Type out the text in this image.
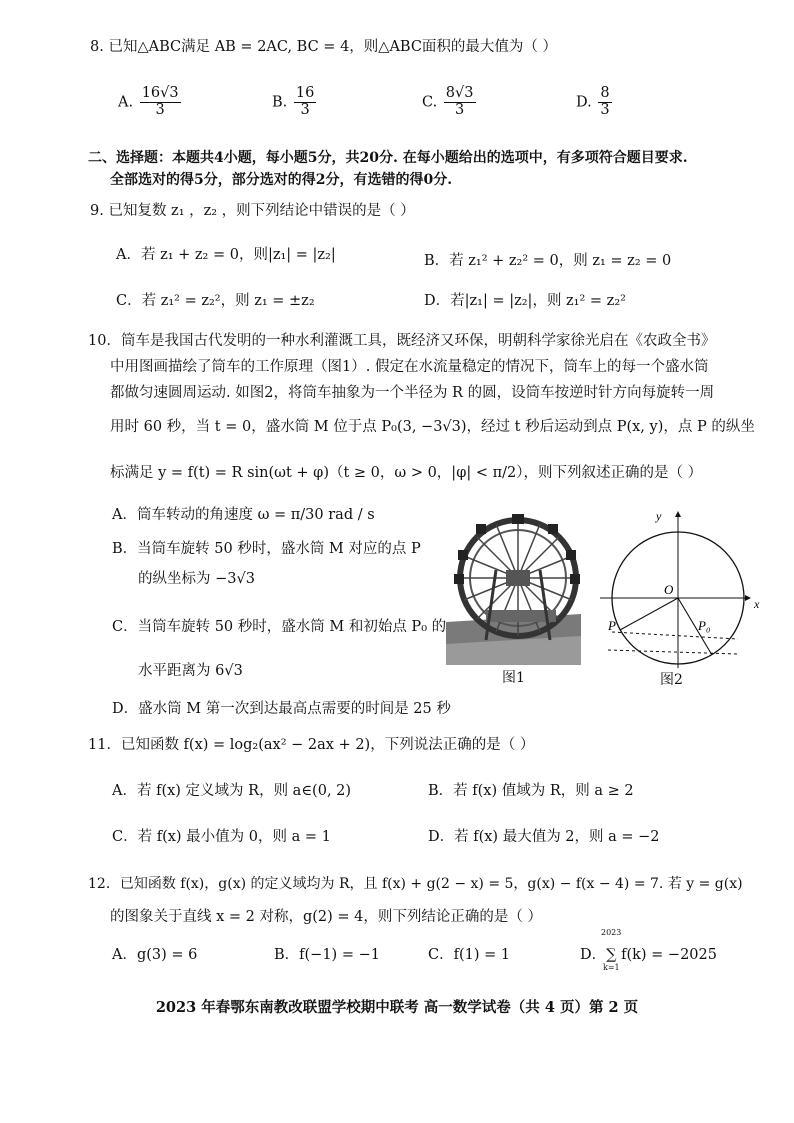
8. 已知△ABC满足 AB = 2AC, BC = 4，则△ABC面积的最大值为（ ）
A. $\frac{16√3}{3}$	B. $\frac{16}{3}$	C. $\frac{8√3}{3}$	D. $\frac{8}{3}$
二、选择题：本题共4小题，每小题5分，共20分. 在每小题给出的选项中，有多项符合题目要求.
全部选对的得5分，部分选对的得2分，有选错的得0分.
9. 已知复数 z₁ ，z₂ ，则下列结论中错误的是（ ）
A．若 z₁ + z₂ = 0，则|z₁| = |z₂|	B．若 z₁² + z₂² = 0，则 z₁ = z₂ = 0
C．若 z₁² = z₂²，则 z₁ = ±z₂	D．若|z₁| = |z₂|，则 z₁² = z₂²
10．筒车是我国古代发明的一种水利灌溉工具，既经济又环保，明朝科学家徐光启在《农政全书》
中用图画描绘了筒车的工作原理（图1）. 假定在水流量稳定的情况下，筒车上的每一个盛水筒
都做匀速圆周运动. 如图2，将筒车抽象为一个半径为 R 的圆，设筒车按逆时针方向每旋转一周
用时 60 秒，当 t = 0，盛水筒 M 位于点 P₀(3, −3√3)，经过 t 秒后运动到点 P(x, y)，点 P 的纵坐
标满足 y = f(t) = R sin(ωt + φ)（t ≥ 0，ω > 0，|φ| < π/2），则下列叙述正确的是（ ）
A．筒车转动的角速度 ω = π/30 rad / s
B．当筒车旋转 50 秒时，盛水筒 M 对应的点 P
的纵坐标为 −3√3
C．当筒车旋转 50 秒时，盛水筒 M 和初始点 P₀ 的
水平距离为 6√3
D．盛水筒 M 第一次到达最高点需要的时间是 25 秒
图1
y
x
O
P	P₀
图2
11．已知函数 f(x) = log₂(ax² − 2ax + 2)，下列说法正确的是（ ）
A．若 f(x) 定义域为 R，则 a∈(0, 2)	B．若 f(x) 值域为 R，则 a ≥ 2
C．若 f(x) 最小值为 0，则 a = 1	D．若 f(x) 最大值为 2，则 a = −2
12．已知函数 f(x)，g(x) 的定义域均为 R，且 f(x) + g(2 − x) = 5，g(x) − f(x − 4) = 7. 若 y = g(x)
的图象关于直线 x = 2 对称，g(2) = 4，则下列结论正确的是（ ）
A．g(3) = 6	B．f(−1) = −1	C．f(1) = 1	D．∑ f(k) = −2025
2023
k=1
2023 年春鄂东南教改联盟学校期中联考 高一数学试卷（共 4 页）第 2 页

# EXERCISE REQUIREMENTS
Using the listing above, state the number of lines that hold "当筒车旋转", with no other text.

# COMPLETE OUTPUT
2